## DATA ROWS:
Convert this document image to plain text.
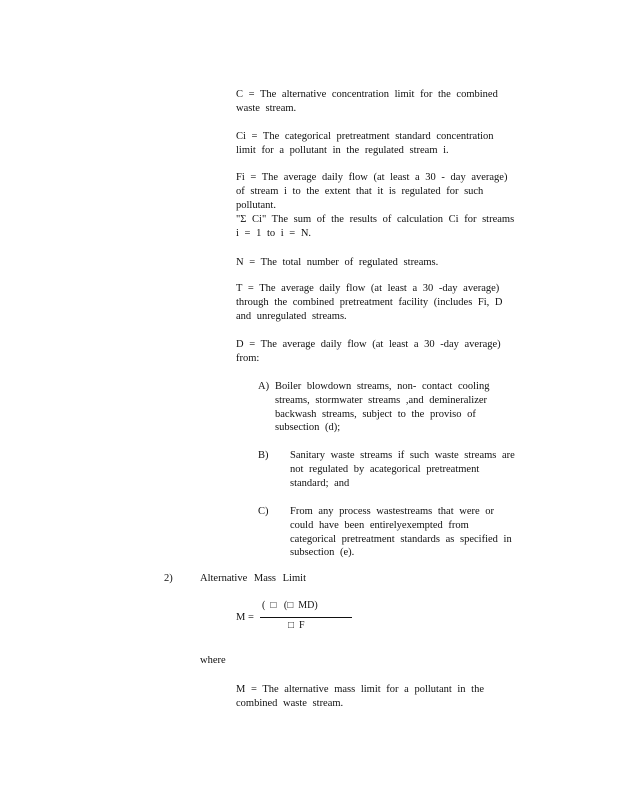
C = The alternative concentration limit for the combined waste stream.
Ci = The categorical pretreatment standard concentration limit for a pollutant in the regulated stream i.
Fi = The average daily flow (at least a 30 - day average) of stream i to the extent that it is regulated for such pollutant.
"Σ Ci" The sum of the results of calculation Ci for streams i = 1 to i = N.
N = The total number of regulated streams.
T = The average daily flow (at least a 30 -day average) through the combined pretreatment facility (includes Fi, D and unregulated streams.
D = The average daily flow (at least a 30 -day average) from:
A) Boiler blowdown streams, non- contact cooling streams, stormwater streams ,and demineralizer backwash streams, subject to the proviso of subsection (d);
B) Sanitary waste streams if such waste streams are not regulated by acategorical pretreatment standard; and
C) From any process wastestreams that were or could have been entirelyexempted from categorical pretreatment standards as specified in subsection (e).
2)	Alternative Mass Limit
M =
(  □   (□  MD)
□  F
where
M = The alternative mass limit for a pollutant in the combined waste stream.
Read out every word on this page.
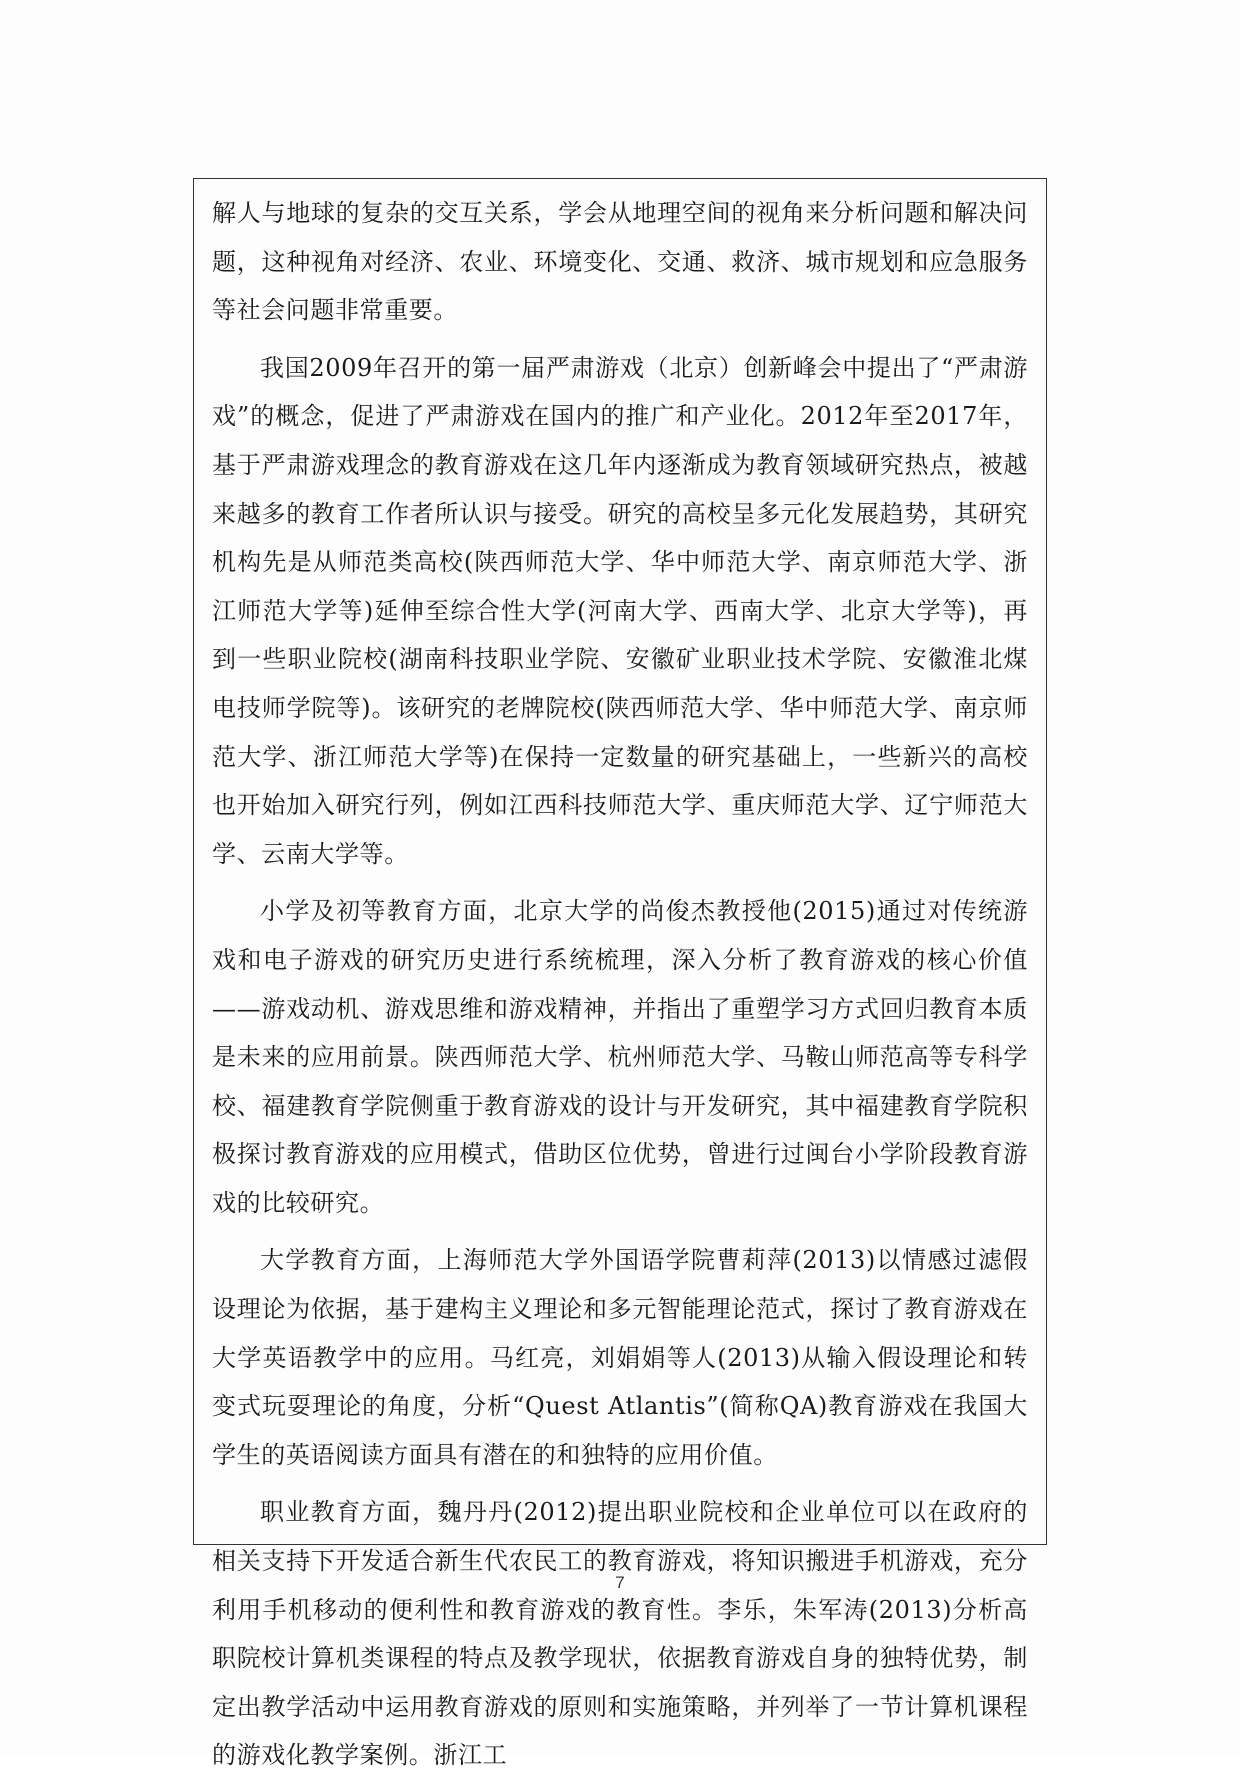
解人与地球的复杂的交互关系，学会从地理空间的视角来分析问题和解决问题，这种视角对经济、农业、环境变化、交通、救济、城市规划和应急服务等社会问题非常重要。

我国2009年召开的第一届严肃游戏（北京）创新峰会中提出了“严肃游戏”的概念，促进了严肃游戏在国内的推广和产业化。2012年至2017年，基于严肃游戏理念的教育游戏在这几年内逐渐成为教育领域研究热点，被越来越多的教育工作者所认识与接受。研究的高校呈多元化发展趋势，其研究机构先是从师范类高校(陕西师范大学、华中师范大学、南京师范大学、浙江师范大学等)延伸至综合性大学(河南大学、西南大学、北京大学等)，再到一些职业院校(湖南科技职业学院、安徽矿业职业技术学院、安徽淮北煤电技师学院等)。该研究的老牌院校(陕西师范大学、华中师范大学、南京师范大学、浙江师范大学等)在保持一定数量的研究基础上，一些新兴的高校也开始加入研究行列，例如江西科技师范大学、重庆师范大学、辽宁师范大学、云南大学等。

小学及初等教育方面，北京大学的尚俊杰教授他(2015)通过对传统游戏和电子游戏的研究历史进行系统梳理，深入分析了教育游戏的核心价值——游戏动机、游戏思维和游戏精神，并指出了重塑学习方式回归教育本质是未来的应用前景。陕西师范大学、杭州师范大学、马鞍山师范高等专科学校、福建教育学院侧重于教育游戏的设计与开发研究，其中福建教育学院积极探讨教育游戏的应用模式，借助区位优势，曾进行过闽台小学阶段教育游戏的比较研究。

大学教育方面，上海师范大学外国语学院曹莉萍(2013)以情感过滤假设理论为依据，基于建构主义理论和多元智能理论范式，探讨了教育游戏在大学英语教学中的应用。马红亮，刘娟娟等人(2013)从输入假设理论和转变式玩耍理论的角度，分析“Quest Atlantis”(简称QA)教育游戏在我国大学生的英语阅读方面具有潜在的和独特的应用价值。

职业教育方面，魏丹丹(2012)提出职业院校和企业单位可以在政府的相关支持下开发适合新生代农民工的教育游戏，将知识搬进手机游戏，充分利用手机移动的便利性和教育游戏的教育性。李乐，朱军涛(2013)分析高职院校计算机类课程的特点及教学现状，依据教育游戏自身的独特优势，制定出教学活动中运用教育游戏的原则和实施策略，并列举了一节计算机课程的游戏化教学案例。浙江工

7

## TASK DESCRIPTION:
Your task is to transcribe all of the records precisely, with no images included.

## RESULT BELOW:
Convert this document image to plain text.
C = The alternative concentration limit for the combined waste stream.
Ci = The categorical pretreatment standard concentration limit for a pollutant in the regulated stream i.
Fi = The average daily flow (at least a 30 - day average) of stream i to the extent that it is regulated for such pollutant.
"Σ Ci" The sum of the results of calculation Ci for streams i = 1 to i = N.
N = The total number of regulated streams.
T = The average daily flow (at least a 30 -day average) through the combined pretreatment facility (includes Fi, D and unregulated streams.
D = The average daily flow (at least a 30 -day average) from:
A) Boiler blowdown streams, non- contact cooling streams, stormwater streams ,and demineralizer backwash streams, subject to the proviso of subsection (d);
B) Sanitary waste streams if such waste streams are not regulated by acategorical pretreatment standard; and
C) From any process wastestreams that were or could have been entirelyexempted from categorical pretreatment standards as specified in subsection (e).
2)	Alternative Mass Limit
M =
(  □   (□  MD)
□  F
where
M = The alternative mass limit for a pollutant in the combined waste stream.
Read out every word on this page.
解人与地球的复杂的交互关系，学会从地理空间的视角来分析问题和解决问题，这种视角对经济、农业、环境变化、交通、救济、城市规划和应急服务等社会问题非常重要。

我国2009年召开的第一届严肃游戏（北京）创新峰会中提出了“严肃游戏”的概念，促进了严肃游戏在国内的推广和产业化。2012年至2017年，基于严肃游戏理念的教育游戏在这几年内逐渐成为教育领域研究热点，被越来越多的教育工作者所认识与接受。研究的高校呈多元化发展趋势，其研究机构先是从师范类高校(陕西师范大学、华中师范大学、南京师范大学、浙江师范大学等)延伸至综合性大学(河南大学、西南大学、北京大学等)，再到一些职业院校(湖南科技职业学院、安徽矿业职业技术学院、安徽淮北煤电技师学院等)。该研究的老牌院校(陕西师范大学、华中师范大学、南京师范大学、浙江师范大学等)在保持一定数量的研究基础上，一些新兴的高校也开始加入研究行列，例如江西科技师范大学、重庆师范大学、辽宁师范大学、云南大学等。

小学及初等教育方面，北京大学的尚俊杰教授他(2015)通过对传统游戏和电子游戏的研究历史进行系统梳理，深入分析了教育游戏的核心价值——游戏动机、游戏思维和游戏精神，并指出了重塑学习方式回归教育本质是未来的应用前景。陕西师范大学、杭州师范大学、马鞍山师范高等专科学校、福建教育学院侧重于教育游戏的设计与开发研究，其中福建教育学院积极探讨教育游戏的应用模式，借助区位优势，曾进行过闽台小学阶段教育游戏的比较研究。

大学教育方面，上海师范大学外国语学院曹莉萍(2013)以情感过滤假设理论为依据，基于建构主义理论和多元智能理论范式，探讨了教育游戏在大学英语教学中的应用。马红亮，刘娟娟等人(2013)从输入假设理论和转变式玩耍理论的角度，分析“Quest Atlantis”(简称QA)教育游戏在我国大学生的英语阅读方面具有潜在的和独特的应用价值。

职业教育方面，魏丹丹(2012)提出职业院校和企业单位可以在政府的相关支持下开发适合新生代农民工的教育游戏，将知识搬进手机游戏，充分利用手机移动的便利性和教育游戏的教育性。李乐，朱军涛(2013)分析高职院校计算机类课程的特点及教学现状，依据教育游戏自身的独特优势，制定出教学活动中运用教育游戏的原则和实施策略，并列举了一节计算机课程的游戏化教学案例。浙江工

7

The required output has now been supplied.